Darren Burgess, Castrol’s Data Center Cooling
Darren Burgess, Castrol’s Data Center Cooling

Castrol expands its thermal management empire with strategic investment in ECS

In STL, the rising heat of next-generation AI met its match at SC25 as Castrol announced a strategic investment in Electronic Cooling Solutions (ECS), a Santa Clara–based thermal engineering firm known for its deep bench of CFD modeling, reliability testing, and design-for-deployment expertise. The move signals Castrol’s shift from “fluid supplier” to full-stack thermal partner for data centers navigating the swelling power demands of artificial intelligence and high-performance computing.
 
Between keynotes, we sat down with Darren Burgess, Castrol’s Data Center Cooling specialist from Austin, Texas. In a conversation that bounced from Bitcoin mines to hyperscale design rooms, Burgess laid out why Castrol is betting big on immersion cooling, and why ECS is the linchpin.

Immersion Cooling’s Momentum and Why Single-Phase Leads Today

Burgess described immersion cooling as “the simplest path to big power savings,” emphasizing single-phase immersion as the star of today’s deployments. Bitcoin miners have already paved the way: predictable thermals, easy heat capture, fewer moving parts, and measurable reductions in energy overhead.
 
“The industry is learning what miners figured out early,” Burgess told us. “When the density goes up, air just taps out.”
 
Two-phase immersion may be the future, but Castrol is positioning it carefully. “It’s coming,” Burgess said. “But the industry needs predictable supply chains and stability first. That’s where Castrol’s global network becomes an advantage.”

The Glycol Problem No One Talks About

Castrol’s data center expansion isn’t just about immersion. Burgess highlighted a quieter but critical battleground: the chemistry inside traditional hydronic loops. Specifically, propylene glycol (PG 25), a staple in cooling systems, whose stability is often taken for granted.
 
“PG is like a living system,” Burgess said. “If you don’t monitor it, corrosion becomes an invisible tax. Fluid health isn’t optional anymore, it’s uptime insurance.”
 
Castrol is developing next-gen formulations, including detoxified ethylene glycol options with higher-temperature tolerance.

ECS + Castrol: A Full-Stack Thermal Alliance

The newly announced investment gives Castrol something it has never possessed at a global scale: deep thermal engineering capabilities that touch every layer of system design.
ECS brings:
  • Room-to-rack thermal modeling
  • System-level CFD
  • Failure-mode and reliability analysis
  • Immersion and liquid cooling design validation
  • Acclimation, condensation, and corrosion forensic services
Their portfolio includes AI module liquid-cooling designs up to 17 kW, corrosion root-cause tracing, and environmental acclimation studies for hyperscale data centers.
 
With Castrol’s investment, Bharat Vats, an industry veteran and former CEO of Atom Power, has been named President and CEO of ECS. His mandate: scale up ECS’s impact across hyperscalers, OEMs, cloud providers, and energy-intensive AI labs.
 
“Working with Castrol opens the door for ECS to reach the entire data center ecosystem,” Vats said. “Together, we can accelerate the shift to more efficient cooling architectures.”

AIM A: Quote the listing line for line, from its first line down to the line containing "spec-value-cell: [396, 158, 736, 184]", with both of those lines included.
The Castrol cooling article and the listing that comes next are unrelated to each other.

GIVEN ENTRIES:
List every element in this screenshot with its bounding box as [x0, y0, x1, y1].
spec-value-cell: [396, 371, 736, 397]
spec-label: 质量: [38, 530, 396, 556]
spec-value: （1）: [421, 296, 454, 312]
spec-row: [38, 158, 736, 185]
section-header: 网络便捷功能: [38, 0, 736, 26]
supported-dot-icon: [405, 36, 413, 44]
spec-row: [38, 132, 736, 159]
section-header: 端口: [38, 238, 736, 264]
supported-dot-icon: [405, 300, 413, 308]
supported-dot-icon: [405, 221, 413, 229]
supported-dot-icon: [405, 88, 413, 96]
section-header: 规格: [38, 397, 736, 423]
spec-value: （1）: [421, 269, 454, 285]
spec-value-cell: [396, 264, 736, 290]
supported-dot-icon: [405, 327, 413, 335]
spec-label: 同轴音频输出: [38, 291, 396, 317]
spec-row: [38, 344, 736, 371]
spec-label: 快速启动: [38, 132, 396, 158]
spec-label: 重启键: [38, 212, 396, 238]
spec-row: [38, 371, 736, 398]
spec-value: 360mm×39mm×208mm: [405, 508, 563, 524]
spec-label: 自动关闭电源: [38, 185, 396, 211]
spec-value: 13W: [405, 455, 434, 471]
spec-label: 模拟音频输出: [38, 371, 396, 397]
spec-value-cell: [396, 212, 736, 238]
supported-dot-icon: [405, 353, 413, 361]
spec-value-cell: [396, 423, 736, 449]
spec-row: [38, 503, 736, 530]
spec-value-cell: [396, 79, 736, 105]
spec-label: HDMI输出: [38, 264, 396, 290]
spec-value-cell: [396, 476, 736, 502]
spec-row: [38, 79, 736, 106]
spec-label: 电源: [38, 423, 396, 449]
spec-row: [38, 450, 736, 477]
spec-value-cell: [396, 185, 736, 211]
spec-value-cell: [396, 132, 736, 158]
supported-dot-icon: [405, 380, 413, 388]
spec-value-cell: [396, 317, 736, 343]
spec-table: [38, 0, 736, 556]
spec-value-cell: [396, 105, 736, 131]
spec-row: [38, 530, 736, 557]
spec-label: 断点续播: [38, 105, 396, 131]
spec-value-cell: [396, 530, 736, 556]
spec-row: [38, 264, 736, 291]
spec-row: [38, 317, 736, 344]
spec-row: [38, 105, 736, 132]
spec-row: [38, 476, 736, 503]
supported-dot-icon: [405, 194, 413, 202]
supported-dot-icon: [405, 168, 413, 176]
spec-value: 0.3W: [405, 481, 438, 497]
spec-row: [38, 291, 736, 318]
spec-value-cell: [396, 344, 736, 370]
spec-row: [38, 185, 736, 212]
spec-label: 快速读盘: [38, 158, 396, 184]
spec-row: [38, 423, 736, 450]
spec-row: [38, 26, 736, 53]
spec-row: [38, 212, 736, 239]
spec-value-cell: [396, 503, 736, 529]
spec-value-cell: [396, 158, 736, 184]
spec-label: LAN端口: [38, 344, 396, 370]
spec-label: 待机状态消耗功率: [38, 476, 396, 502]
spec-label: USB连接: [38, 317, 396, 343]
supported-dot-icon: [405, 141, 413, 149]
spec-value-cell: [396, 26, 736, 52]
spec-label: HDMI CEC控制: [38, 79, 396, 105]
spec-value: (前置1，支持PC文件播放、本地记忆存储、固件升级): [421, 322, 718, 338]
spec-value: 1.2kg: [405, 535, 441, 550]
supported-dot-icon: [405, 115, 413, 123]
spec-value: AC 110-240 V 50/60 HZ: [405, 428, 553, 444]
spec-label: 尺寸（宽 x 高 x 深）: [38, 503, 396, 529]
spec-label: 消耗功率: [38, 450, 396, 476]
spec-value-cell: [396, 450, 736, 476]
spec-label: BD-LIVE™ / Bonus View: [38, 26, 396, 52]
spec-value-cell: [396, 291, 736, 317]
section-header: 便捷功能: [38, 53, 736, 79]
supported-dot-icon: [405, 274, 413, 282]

AIM B: Continue the Castrol cooling article from the point where it stops.

TASK RESPONSE A:
List every element in this screenshot with its bounding box as [x0, y0, x1, y1].
spec-value-cell: [396, 371, 736, 397]
spec-label: 质量: [38, 530, 396, 556]
spec-value: （1）: [421, 296, 454, 312]
spec-row: [38, 158, 736, 185]
section-header: 网络便捷功能: [38, 0, 736, 26]
supported-dot-icon: [405, 36, 413, 44]
spec-row: [38, 132, 736, 159]
section-header: 端口: [38, 238, 736, 264]
supported-dot-icon: [405, 300, 413, 308]
supported-dot-icon: [405, 221, 413, 229]
supported-dot-icon: [405, 88, 413, 96]
section-header: 规格: [38, 397, 736, 423]
spec-value: （1）: [421, 269, 454, 285]
spec-value-cell: [396, 264, 736, 290]
supported-dot-icon: [405, 327, 413, 335]
spec-label: 同轴音频输出: [38, 291, 396, 317]
spec-row: [38, 344, 736, 371]
spec-label: 快速启动: [38, 132, 396, 158]
spec-label: 重启键: [38, 212, 396, 238]
spec-row: [38, 371, 736, 398]
spec-value: 360mm×39mm×208mm: [405, 508, 563, 524]
spec-label: 自动关闭电源: [38, 185, 396, 211]
spec-value: 13W: [405, 455, 434, 471]
spec-label: 模拟音频输出: [38, 371, 396, 397]
spec-value-cell: [396, 212, 736, 238]
supported-dot-icon: [405, 353, 413, 361]
spec-value-cell: [396, 423, 736, 449]
spec-row: [38, 503, 736, 530]
spec-value-cell: [396, 79, 736, 105]
spec-label: HDMI输出: [38, 264, 396, 290]
spec-value-cell: [396, 476, 736, 502]
spec-row: [38, 79, 736, 106]
spec-label: 电源: [38, 423, 396, 449]
spec-row: [38, 450, 736, 477]
spec-value-cell: [396, 185, 736, 211]
spec-value-cell: [396, 132, 736, 158]
supported-dot-icon: [405, 380, 413, 388]
spec-value-cell: [396, 317, 736, 343]
spec-table: [38, 0, 736, 556]
spec-value-cell: [396, 105, 736, 131]
spec-row: [38, 530, 736, 557]
spec-label: 断点续播: [38, 105, 396, 131]
spec-value-cell: [396, 530, 736, 556]
spec-row: [38, 264, 736, 291]
spec-row: [38, 317, 736, 344]
spec-row: [38, 105, 736, 132]
spec-row: [38, 476, 736, 503]
supported-dot-icon: [405, 194, 413, 202]
supported-dot-icon: [405, 168, 413, 176]
spec-value: 0.3W: [405, 481, 438, 497]
spec-row: [38, 291, 736, 318]
spec-value-cell: [396, 344, 736, 370]
spec-row: [38, 185, 736, 212]
spec-label: 快速读盘: [38, 158, 396, 184]
spec-row: [38, 423, 736, 450]
spec-row: [38, 26, 736, 53]
spec-row: [38, 212, 736, 239]
spec-value-cell: [396, 503, 736, 529]
spec-value-cell: [396, 158, 736, 184]

TASK RESPONSE B:
Why This Investment Matters Now

A recent Castrol-commissioned survey found that 74% of data-center experts now believe liquid cooling is the only path forward for today’s AI power densities. Yet many operators hesitate due to integration complexity and a lack of trusted partners.
 
Castrol believes combining its supply-chain muscle with ECS’s engineering precision will remove those barriers.
 
Peter Huang, Castrol’s Global VP of Data Centre Thermal Management, put it plainly: “The industry needs partners that can guide them from whiteboard to deployment. Castrol wants to be that end-to-end partner.”

A Turning Point for AI-Era Data Centers

SC25 has made one thing obvious: thermal is no longer a back-of-house concern. It is the governing constraint of AI. The players who master heat will be the ones who shape the computing landscape of the next decade.
 
With Castrol expanding from automotive lubricants into immersion, hydronics, and now full-stack thermal design, and ECS bringing decades of analysis and validation expertise, the partnership lands at a pivotal moment.
 
Together, they’re sending a clear message to hyperscalers and AI labs everywhere: The future isn’t just faster. The future runs colder.

Abstraction, automation: Scientific computing enters a new era at SC25

At the SC25 show, the ACM and IEEE-CS Award Presentations provided more than recognition; they reflected on the past and future of scientific computing. The keynote, "Abstraction and Automation: From Workflows to Intelligent Systems and the Future of Scientific Discovery," was delivered by Ewa Deelman of the University of Southern California, a pioneer known for leading the development of the Pegasus Workflow Management System.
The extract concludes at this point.